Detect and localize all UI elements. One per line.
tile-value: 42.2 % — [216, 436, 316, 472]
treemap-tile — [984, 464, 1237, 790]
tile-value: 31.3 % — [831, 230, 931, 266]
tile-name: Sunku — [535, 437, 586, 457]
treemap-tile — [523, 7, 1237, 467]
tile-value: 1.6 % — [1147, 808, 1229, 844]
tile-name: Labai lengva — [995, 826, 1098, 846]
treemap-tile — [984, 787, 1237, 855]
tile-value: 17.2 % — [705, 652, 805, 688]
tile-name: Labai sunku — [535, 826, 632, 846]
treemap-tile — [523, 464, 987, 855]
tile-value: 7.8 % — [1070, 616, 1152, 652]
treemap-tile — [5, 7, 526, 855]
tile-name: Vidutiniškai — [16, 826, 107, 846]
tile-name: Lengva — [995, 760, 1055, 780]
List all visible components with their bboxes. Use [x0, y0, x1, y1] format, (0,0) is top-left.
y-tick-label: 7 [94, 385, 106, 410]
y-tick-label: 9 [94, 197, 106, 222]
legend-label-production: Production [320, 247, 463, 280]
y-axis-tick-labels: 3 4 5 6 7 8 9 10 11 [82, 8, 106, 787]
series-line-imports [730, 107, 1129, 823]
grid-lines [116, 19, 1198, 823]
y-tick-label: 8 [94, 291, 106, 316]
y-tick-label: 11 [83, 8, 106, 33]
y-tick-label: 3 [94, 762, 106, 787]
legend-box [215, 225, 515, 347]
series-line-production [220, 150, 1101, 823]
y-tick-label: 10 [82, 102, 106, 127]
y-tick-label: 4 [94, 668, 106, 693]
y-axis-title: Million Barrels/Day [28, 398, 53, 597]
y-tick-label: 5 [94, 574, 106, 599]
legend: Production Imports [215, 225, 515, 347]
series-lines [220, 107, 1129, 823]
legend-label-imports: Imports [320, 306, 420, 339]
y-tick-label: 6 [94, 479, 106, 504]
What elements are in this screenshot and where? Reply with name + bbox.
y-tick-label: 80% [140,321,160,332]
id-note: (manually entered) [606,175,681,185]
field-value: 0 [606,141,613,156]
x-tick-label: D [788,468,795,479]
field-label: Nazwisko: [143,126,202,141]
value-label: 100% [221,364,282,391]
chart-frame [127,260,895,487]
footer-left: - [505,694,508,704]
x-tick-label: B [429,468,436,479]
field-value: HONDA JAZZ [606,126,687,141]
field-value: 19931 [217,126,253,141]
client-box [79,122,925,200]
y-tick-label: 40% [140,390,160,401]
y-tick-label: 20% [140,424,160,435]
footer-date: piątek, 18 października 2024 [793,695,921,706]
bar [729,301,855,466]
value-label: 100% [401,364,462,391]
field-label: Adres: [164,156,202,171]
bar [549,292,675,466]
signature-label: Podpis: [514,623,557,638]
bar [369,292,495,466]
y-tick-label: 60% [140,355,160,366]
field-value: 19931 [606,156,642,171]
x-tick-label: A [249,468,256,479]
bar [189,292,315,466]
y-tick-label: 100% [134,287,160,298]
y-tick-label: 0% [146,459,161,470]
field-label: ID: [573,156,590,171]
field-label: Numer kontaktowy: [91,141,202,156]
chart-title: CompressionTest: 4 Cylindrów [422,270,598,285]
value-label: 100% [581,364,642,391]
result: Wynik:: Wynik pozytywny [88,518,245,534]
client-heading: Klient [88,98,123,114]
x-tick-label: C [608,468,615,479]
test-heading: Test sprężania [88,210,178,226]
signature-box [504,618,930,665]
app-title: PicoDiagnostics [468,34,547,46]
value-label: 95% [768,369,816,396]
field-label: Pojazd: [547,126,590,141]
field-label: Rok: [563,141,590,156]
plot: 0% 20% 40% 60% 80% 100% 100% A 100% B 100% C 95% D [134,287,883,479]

§ **What you should do**: Locate each line in the entries above that contains the word "field" and copy it out in full.

§ **Output below**:
field-value: 0 [606,141,613,156]
field-label: Nazwisko: [143,126,202,141]
field-value: HONDA JAZZ [606,126,687,141]
field-value: 19931 [217,126,253,141]
field-label: Adres: [164,156,202,171]
field-value: 19931 [606,156,642,171]
field-label: ID: [573,156,590,171]
field-label: Numer kontaktowy: [91,141,202,156]
field-label: Pojazd: [547,126,590,141]
field-label: Rok: [563,141,590,156]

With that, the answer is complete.